_YOUR INSTRUCTIONS:_
Gather, from the listing beneath this task, every line holding the string "JSON".

_EXTRACTED INFORMATION:_
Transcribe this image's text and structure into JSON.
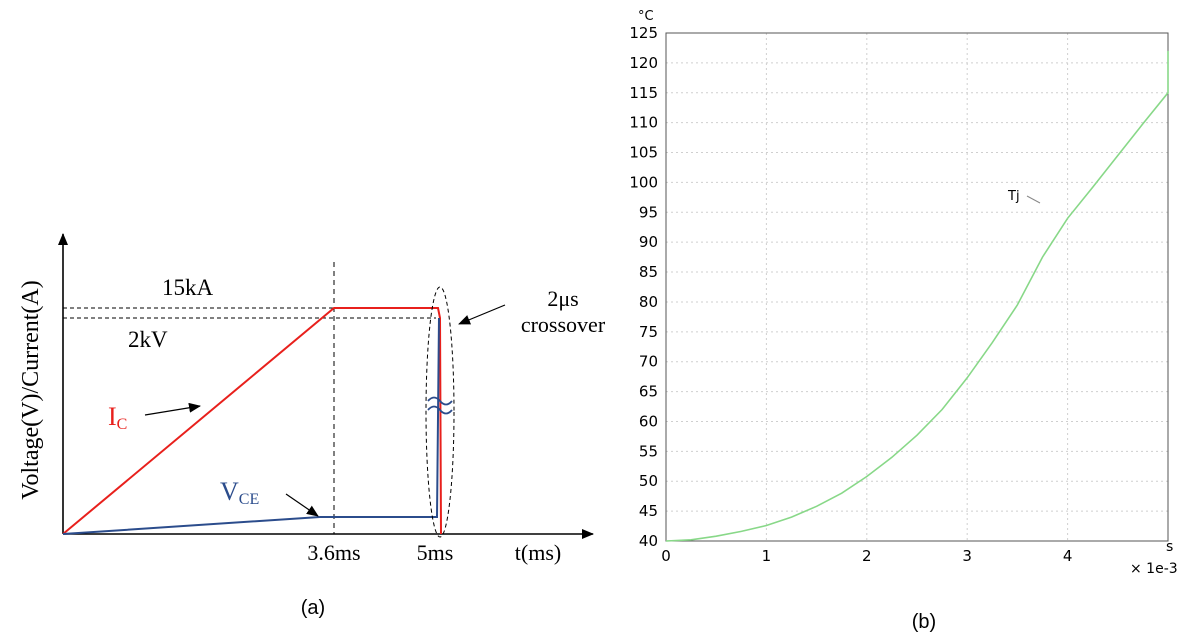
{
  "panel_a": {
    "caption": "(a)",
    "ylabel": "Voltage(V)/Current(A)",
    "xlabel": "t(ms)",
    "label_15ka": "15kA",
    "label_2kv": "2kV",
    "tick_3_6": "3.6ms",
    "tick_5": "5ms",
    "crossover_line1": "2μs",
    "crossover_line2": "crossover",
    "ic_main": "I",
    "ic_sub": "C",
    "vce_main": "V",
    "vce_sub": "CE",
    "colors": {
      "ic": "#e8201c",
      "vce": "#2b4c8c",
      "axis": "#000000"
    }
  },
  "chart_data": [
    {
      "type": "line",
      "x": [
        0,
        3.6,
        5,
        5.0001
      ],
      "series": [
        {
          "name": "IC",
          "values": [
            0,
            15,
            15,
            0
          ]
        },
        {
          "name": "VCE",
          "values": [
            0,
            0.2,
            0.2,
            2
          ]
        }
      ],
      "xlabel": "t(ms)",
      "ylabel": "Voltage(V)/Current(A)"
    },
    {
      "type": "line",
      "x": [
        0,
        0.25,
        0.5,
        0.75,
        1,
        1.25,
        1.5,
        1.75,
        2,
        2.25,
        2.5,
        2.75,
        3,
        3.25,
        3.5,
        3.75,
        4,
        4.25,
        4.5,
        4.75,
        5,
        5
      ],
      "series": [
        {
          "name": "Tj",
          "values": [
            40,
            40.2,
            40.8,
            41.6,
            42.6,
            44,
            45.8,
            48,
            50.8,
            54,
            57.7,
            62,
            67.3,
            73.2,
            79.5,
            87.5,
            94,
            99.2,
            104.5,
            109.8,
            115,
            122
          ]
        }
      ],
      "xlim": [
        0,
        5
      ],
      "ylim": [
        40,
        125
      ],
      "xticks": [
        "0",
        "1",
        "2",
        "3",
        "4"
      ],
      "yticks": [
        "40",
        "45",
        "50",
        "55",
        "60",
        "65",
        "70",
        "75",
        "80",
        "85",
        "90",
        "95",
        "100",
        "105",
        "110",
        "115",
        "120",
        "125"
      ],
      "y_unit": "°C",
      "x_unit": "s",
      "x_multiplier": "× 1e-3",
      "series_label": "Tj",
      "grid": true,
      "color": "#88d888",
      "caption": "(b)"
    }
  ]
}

...

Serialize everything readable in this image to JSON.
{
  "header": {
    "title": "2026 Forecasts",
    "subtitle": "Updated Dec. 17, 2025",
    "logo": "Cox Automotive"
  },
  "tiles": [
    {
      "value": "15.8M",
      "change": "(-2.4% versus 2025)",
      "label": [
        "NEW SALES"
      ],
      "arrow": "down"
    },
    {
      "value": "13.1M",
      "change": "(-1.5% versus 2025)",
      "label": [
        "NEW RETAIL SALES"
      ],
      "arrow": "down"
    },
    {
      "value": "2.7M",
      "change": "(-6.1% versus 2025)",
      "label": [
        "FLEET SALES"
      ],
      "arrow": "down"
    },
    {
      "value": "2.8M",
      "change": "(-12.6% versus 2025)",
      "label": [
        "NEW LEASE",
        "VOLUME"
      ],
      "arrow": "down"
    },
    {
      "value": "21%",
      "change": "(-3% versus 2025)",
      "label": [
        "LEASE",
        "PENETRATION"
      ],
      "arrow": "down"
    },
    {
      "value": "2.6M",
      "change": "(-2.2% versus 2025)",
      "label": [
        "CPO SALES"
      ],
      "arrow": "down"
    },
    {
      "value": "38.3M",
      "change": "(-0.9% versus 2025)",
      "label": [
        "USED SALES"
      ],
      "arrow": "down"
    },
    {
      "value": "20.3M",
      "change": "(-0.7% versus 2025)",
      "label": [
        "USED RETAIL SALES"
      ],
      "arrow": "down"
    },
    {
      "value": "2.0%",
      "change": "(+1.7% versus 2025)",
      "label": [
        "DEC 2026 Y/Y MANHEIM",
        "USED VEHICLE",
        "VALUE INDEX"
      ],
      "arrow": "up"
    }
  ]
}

_EXERCISE RESPONSE:_
Transcribe this image's text and structure into JSON.
Serialize everything readable in this image to JSON.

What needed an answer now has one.